BEGIN TEXT UNDER STUDY

Google includes something called “Page speed” in their ranking algorithm. Many are aware of this fact, but few have taken any action to find out what it means for their business or actively worked on improving their website’s response times. Today we’ll find out how an improved page load speed can improve your online business in two positive ways.
Most of the efforts around your online presence are aimed at either increasing your traffic OR improving your conversion rate.
The beauty of improving website load times is that it actually does both! You increase visitor numbers AND you improve the Conversion rate.
Here’s why:
Since page speed is a factor in Google’s algorithm, excellent load times will improve your ranking => you get more organic traffic.
Secondly, improved page speed will give your visitors a better user experience, make them more prone to stay on your site and finish what they came for => improved conversion rates.
Often quoted research on this subject includes an Amazon study that showed a 1% decrease in sales for every 0.1s decrease in response times.
(Kohavi and Longbotham 2007)
To see how Google perceives your load times, look in Webmasters tools under the section call “Labs”. Here’s a screenshot of the results for my own site, Conversionista.com.
As you can see, Google seems to think that above 1.5 second is slow (red) and below is fast (green). I’ve been working hard lately to improve my speed, and as you can see it recently paid off.
Improving Your Website Load Times – Web Performance 101
To kick things off, start monitoring your response times using a free web site monitoring tool. I use one from a company called Apica. There are plenty of other tools; you can just Google any of the keyword phrases in this article. Whatever tool you are using, it should help you pinpoint the weakest link in your performance chain.
Many tools, such as Google’s own tool, are code and content focused. This means they will try to find components on your pages which slow down delivery. That’s a good starting point, but understand that these components might not be the most important performance factors for your site.
In my own case, the problem was something completely different. I run a pretty standard WordPress site and monitoring the data showed a seesaw pattern with big fluctuations in response times, even though the content was the same and visitor numbers very modest.
Problems of this type usually come from uneven quality in the services of the hosting provider. If you share a hosting environment with many others, your performance depends on how overall performance is handled and distributed. Since all the hosting providers have more or less the same offer on paper, there was only one way of finding out – I started to move around.
After my fifth move I finally arrived at a company where response times went down and the pattern flattened out.
The graphic shows what happened after this last move. What’s important to note here is that we’re talking about the exact same WordPress installation, yet response times are totally different.
Monitor your most important pages and functions
From your web metrics practices you know that you should focus on your most important pages, such as transactional areas like carts, checkouts and registration forms – the same goes for web performance monitoring. Make sure that your critical user experience pathways never go down or go into “hour-glassing mode”. When you’re selecting a monitoring service or tool, make sure it has the right granularity to allow you to drill down to these vital components.
Don’t suffer from widget “slowverload” (editor’s note: I’m taking credit for that new word)

END TEXT UNDER STUDY
BEGIN INFORMATION

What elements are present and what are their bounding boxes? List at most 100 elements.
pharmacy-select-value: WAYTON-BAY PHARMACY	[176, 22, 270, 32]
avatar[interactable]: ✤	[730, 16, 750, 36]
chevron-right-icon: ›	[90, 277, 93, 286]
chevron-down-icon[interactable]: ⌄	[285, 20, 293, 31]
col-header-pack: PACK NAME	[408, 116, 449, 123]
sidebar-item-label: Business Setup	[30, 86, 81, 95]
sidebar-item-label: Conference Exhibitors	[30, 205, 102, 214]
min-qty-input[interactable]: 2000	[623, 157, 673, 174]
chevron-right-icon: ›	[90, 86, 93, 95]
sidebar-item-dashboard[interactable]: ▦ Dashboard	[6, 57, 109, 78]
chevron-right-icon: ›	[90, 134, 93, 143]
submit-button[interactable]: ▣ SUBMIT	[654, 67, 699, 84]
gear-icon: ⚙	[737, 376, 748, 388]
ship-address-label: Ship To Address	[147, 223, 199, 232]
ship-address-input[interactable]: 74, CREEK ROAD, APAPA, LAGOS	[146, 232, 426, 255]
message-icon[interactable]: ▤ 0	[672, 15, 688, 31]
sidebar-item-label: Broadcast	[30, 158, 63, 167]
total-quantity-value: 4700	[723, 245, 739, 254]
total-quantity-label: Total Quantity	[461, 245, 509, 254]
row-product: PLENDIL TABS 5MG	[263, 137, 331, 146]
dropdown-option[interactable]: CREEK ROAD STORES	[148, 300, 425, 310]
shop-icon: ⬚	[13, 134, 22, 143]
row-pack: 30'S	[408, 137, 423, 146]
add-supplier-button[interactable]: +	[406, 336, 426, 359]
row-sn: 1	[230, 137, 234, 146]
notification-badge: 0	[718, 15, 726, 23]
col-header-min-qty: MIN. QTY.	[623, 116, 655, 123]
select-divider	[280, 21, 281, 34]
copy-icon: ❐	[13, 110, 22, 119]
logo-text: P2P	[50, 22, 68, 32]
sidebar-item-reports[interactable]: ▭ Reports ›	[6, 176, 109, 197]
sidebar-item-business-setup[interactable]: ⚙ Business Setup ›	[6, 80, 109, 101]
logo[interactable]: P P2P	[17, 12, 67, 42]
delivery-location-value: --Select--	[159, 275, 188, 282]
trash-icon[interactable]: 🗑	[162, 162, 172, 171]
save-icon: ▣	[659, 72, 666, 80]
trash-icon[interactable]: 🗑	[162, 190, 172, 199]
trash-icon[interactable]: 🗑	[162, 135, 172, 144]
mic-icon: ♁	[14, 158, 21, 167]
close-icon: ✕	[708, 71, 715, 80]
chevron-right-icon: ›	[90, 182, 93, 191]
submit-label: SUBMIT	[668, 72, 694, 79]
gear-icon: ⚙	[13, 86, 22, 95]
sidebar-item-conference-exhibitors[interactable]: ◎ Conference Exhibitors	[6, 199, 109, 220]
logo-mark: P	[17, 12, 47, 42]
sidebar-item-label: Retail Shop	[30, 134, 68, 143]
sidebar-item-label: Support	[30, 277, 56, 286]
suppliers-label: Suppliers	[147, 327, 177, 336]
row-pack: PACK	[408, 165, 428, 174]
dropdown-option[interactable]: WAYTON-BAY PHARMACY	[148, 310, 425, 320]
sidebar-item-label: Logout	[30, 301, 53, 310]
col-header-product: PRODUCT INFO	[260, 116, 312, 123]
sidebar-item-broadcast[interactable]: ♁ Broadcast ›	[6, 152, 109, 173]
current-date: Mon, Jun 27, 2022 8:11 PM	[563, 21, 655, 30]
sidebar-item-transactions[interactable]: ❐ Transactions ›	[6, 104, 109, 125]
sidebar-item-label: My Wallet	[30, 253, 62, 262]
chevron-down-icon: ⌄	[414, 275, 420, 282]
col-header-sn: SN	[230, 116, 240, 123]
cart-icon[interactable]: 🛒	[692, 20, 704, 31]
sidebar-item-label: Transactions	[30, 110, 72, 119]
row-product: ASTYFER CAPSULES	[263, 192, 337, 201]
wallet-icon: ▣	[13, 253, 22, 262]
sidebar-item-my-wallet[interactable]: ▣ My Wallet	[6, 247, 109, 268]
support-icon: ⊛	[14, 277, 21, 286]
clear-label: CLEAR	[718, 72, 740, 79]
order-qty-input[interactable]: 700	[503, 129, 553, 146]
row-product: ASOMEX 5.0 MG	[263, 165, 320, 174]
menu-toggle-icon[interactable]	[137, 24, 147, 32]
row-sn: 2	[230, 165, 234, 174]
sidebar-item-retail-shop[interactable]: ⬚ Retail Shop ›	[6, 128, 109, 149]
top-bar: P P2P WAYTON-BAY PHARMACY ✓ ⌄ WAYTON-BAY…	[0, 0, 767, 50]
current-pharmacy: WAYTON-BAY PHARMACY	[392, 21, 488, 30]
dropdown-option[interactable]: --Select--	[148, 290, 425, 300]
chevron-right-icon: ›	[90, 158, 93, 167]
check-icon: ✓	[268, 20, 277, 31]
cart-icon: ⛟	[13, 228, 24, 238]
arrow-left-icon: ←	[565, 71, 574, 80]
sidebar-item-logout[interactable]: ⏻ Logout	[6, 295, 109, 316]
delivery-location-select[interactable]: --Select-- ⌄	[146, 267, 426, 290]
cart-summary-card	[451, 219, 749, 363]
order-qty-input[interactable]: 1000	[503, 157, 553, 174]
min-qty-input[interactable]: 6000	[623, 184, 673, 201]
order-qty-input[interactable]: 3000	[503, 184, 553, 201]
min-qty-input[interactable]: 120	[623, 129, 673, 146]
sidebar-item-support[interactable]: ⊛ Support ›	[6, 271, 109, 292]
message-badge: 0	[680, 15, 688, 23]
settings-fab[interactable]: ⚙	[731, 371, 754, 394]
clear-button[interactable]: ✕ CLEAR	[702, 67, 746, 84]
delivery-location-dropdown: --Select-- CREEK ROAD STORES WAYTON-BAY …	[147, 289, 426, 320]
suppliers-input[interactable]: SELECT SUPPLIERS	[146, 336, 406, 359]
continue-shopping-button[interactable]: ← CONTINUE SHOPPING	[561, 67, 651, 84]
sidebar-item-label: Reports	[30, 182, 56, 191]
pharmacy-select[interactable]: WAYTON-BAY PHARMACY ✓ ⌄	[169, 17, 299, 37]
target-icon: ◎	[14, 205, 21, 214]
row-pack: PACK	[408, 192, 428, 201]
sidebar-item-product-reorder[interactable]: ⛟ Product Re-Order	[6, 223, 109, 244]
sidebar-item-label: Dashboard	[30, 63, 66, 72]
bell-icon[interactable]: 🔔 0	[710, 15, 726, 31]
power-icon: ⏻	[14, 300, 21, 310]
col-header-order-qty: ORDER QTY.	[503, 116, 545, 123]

END INFORMATION

▶ TASK REQUIREMENTS
1. Reproduce word for word everything in the page speed article from "The beauty of" down to "and Longbotham 2007)".
2. Shorten the paragraph of the page speed article that begins "Problems of this type usually come from" while keeping its main facts.
Rely only on the page speed article.

▶ ANSWERS BY ITEM
1.
The beauty of improving website load times is that it actually does both! You increase visitor numbers AND you improve the Conversion rate.
Here’s why:
Since page speed is a factor in Google’s algorithm, excellent load times will improve your ranking => you get more organic traffic.
Secondly, improved page speed will give your visitors a better user experience, make them more prone to stay on your site and finish what they came for => improved conversion rates.
Often quoted research on this subject includes an Amazon study that showed a 1% decrease in sales for every 0.1s decrease in response times.
(Kohavi and Longbotham 2007)

2. Such problems usually come from uneven service quality at the hosting provider. On shared hosting, your performance depends on how overall performance is handled and distributed. Because hosting providers offer much the same on paper, the only way to find out was to move between them, so I started doing that.